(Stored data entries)
** start **

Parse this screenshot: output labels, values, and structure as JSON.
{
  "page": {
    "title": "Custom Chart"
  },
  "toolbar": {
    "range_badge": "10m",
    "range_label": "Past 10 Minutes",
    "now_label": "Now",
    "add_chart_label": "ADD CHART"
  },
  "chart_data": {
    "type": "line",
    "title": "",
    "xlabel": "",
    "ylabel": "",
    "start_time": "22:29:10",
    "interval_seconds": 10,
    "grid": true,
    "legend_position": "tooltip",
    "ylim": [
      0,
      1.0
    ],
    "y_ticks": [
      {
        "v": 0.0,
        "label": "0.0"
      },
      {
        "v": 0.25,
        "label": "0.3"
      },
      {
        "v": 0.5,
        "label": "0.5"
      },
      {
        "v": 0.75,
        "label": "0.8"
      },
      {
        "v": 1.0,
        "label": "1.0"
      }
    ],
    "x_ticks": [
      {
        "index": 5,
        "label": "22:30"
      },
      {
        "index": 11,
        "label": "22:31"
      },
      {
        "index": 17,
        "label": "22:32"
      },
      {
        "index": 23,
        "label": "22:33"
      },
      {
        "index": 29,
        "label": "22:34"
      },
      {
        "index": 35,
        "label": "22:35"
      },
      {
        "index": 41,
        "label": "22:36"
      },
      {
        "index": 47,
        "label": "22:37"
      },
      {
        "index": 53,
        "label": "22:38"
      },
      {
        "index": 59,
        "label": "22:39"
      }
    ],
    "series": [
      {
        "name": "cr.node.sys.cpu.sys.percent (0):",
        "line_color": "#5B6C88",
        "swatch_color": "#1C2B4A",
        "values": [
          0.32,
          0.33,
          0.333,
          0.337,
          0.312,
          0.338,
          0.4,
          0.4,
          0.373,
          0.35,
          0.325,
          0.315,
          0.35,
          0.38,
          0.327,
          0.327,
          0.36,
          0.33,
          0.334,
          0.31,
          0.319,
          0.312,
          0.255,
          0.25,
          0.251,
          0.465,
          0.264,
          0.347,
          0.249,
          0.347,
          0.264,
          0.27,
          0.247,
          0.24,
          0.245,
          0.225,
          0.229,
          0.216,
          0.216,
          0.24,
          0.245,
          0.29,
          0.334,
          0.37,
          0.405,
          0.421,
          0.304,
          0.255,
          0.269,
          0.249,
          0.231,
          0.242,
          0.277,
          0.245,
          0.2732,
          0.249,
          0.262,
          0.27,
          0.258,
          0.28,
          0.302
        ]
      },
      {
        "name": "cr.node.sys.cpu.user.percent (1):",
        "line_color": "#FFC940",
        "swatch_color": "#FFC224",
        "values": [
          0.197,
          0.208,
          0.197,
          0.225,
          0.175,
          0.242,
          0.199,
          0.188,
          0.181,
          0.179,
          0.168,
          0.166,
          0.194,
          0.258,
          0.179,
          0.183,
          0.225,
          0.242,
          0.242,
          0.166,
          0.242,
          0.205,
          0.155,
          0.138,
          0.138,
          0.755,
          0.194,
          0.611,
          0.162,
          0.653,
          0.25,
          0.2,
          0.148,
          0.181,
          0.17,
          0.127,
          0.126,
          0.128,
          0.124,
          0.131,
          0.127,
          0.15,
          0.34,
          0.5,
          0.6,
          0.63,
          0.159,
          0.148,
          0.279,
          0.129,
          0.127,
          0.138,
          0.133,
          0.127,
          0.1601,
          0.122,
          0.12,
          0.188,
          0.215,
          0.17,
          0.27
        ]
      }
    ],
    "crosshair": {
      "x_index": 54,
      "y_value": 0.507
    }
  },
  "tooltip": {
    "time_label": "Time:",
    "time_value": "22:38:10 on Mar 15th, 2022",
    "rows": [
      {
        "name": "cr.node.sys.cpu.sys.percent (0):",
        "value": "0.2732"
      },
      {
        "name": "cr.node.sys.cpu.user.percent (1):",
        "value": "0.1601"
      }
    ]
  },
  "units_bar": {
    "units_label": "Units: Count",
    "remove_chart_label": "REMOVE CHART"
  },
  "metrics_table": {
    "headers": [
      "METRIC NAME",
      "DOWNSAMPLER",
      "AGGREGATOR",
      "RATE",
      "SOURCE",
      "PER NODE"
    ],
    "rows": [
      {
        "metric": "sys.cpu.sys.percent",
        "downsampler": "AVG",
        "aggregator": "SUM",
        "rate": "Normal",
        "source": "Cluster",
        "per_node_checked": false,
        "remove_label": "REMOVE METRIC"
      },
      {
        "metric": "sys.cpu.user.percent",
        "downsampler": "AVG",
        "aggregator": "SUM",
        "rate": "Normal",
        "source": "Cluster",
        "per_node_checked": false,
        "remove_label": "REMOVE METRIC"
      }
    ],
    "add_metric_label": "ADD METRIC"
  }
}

** end **

Return the lines above exactly, keeping every word.

Parse this screenshot: output labels, values, and structure as JSON.
{
  "page": {
    "title": "Custom Chart"
  },
  "toolbar": {
    "range_badge": "10m",
    "range_label": "Past 10 Minutes",
    "now_label": "Now",
    "add_chart_label": "ADD CHART"
  },
  "chart_data": {
    "type": "line",
    "title": "",
    "xlabel": "",
    "ylabel": "",
    "start_time": "22:29:10",
    "interval_seconds": 10,
    "grid": true,
    "legend_position": "tooltip",
    "ylim": [
      0,
      1.0
    ],
    "y_ticks": [
      {
        "v": 0.0,
        "label": "0.0"
      },
      {
        "v": 0.25,
        "label": "0.3"
      },
      {
        "v": 0.5,
        "label": "0.5"
      },
      {
        "v": 0.75,
        "label": "0.8"
      },
      {
        "v": 1.0,
        "label": "1.0"
      }
    ],
    "x_ticks": [
      {
        "index": 5,
        "label": "22:30"
      },
      {
        "index": 11,
        "label": "22:31"
      },
      {
        "index": 17,
        "label": "22:32"
      },
      {
        "index": 23,
        "label": "22:33"
      },
      {
        "index": 29,
        "label": "22:34"
      },
      {
        "index": 35,
        "label": "22:35"
      },
      {
        "index": 41,
        "label": "22:36"
      },
      {
        "index": 47,
        "label": "22:37"
      },
      {
        "index": 53,
        "label": "22:38"
      },
      {
        "index": 59,
        "label": "22:39"
      }
    ],
    "series": [
      {
        "name": "cr.node.sys.cpu.sys.percent (0):",
        "line_color": "#5B6C88",
        "swatch_color": "#1C2B4A",
        "values": [
          0.32,
          0.33,
          0.333,
          0.337,
          0.312,
          0.338,
          0.4,
          0.4,
          0.373,
          0.35,
          0.325,
          0.315,
          0.35,
          0.38,
          0.327,
          0.327,
          0.36,
          0.33,
          0.334,
          0.31,
          0.319,
          0.312,
          0.255,
          0.25,
          0.251,
          0.465,
          0.264,
          0.347,
          0.249,
          0.347,
          0.264,
          0.27,
          0.247,
          0.24,
          0.245,
          0.225,
          0.229,
          0.216,
          0.216,
          0.24,
          0.245,
          0.29,
          0.334,
          0.37,
          0.405,
          0.421,
          0.304,
          0.255,
          0.269,
          0.249,
          0.231,
          0.242,
          0.277,
          0.245,
          0.2732,
          0.249,
          0.262,
          0.27,
          0.258,
          0.28,
          0.302
        ]
      },
      {
        "name": "cr.node.sys.cpu.user.percent (1):",
        "line_color": "#FFC940",
        "swatch_color": "#FFC224",
        "values": [
          0.197,
          0.208,
          0.197,
          0.225,
          0.175,
          0.242,
          0.199,
          0.188,
          0.181,
          0.179,
          0.168,
          0.166,
          0.194,
          0.258,
          0.179,
          0.183,
          0.225,
          0.242,
          0.242,
          0.166,
          0.242,
          0.205,
          0.155,
          0.138,
          0.138,
          0.755,
          0.194,
          0.611,
          0.162,
          0.653,
          0.25,
          0.2,
          0.148,
          0.181,
          0.17,
          0.127,
          0.126,
          0.128,
          0.124,
          0.131,
          0.127,
          0.15,
          0.34,
          0.5,
          0.6,
          0.63,
          0.159,
          0.148,
          0.279,
          0.129,
          0.127,
          0.138,
          0.133,
          0.127,
          0.1601,
          0.122,
          0.12,
          0.188,
          0.215,
          0.17,
          0.27
        ]
      }
    ],
    "crosshair": {
      "x_index": 54,
      "y_value": 0.507
    }
  },
  "tooltip": {
    "time_label": "Time:",
    "time_value": "22:38:10 on Mar 15th, 2022",
    "rows": [
      {
        "name": "cr.node.sys.cpu.sys.percent (0):",
        "value": "0.2732"
      },
      {
        "name": "cr.node.sys.cpu.user.percent (1):",
        "value": "0.1601"
      }
    ]
  },
  "units_bar": {
    "units_label": "Units: Count",
    "remove_chart_label": "REMOVE CHART"
  },
  "metrics_table": {
    "headers": [
      "METRIC NAME",
      "DOWNSAMPLER",
      "AGGREGATOR",
      "RATE",
      "SOURCE",
      "PER NODE"
    ],
    "rows": [
      {
        "metric": "sys.cpu.sys.percent",
        "downsampler": "AVG",
        "aggregator": "SUM",
        "rate": "Normal",
        "source": "Cluster",
        "per_node_checked": false,
        "remove_label": "REMOVE METRIC"
      },
      {
        "metric": "sys.cpu.user.percent",
        "downsampler": "AVG",
        "aggregator": "SUM",
        "rate": "Normal",
        "source": "Cluster",
        "per_node_checked": false,
        "remove_label": "REMOVE METRIC"
      }
    ],
    "add_metric_label": "ADD METRIC"
  }
}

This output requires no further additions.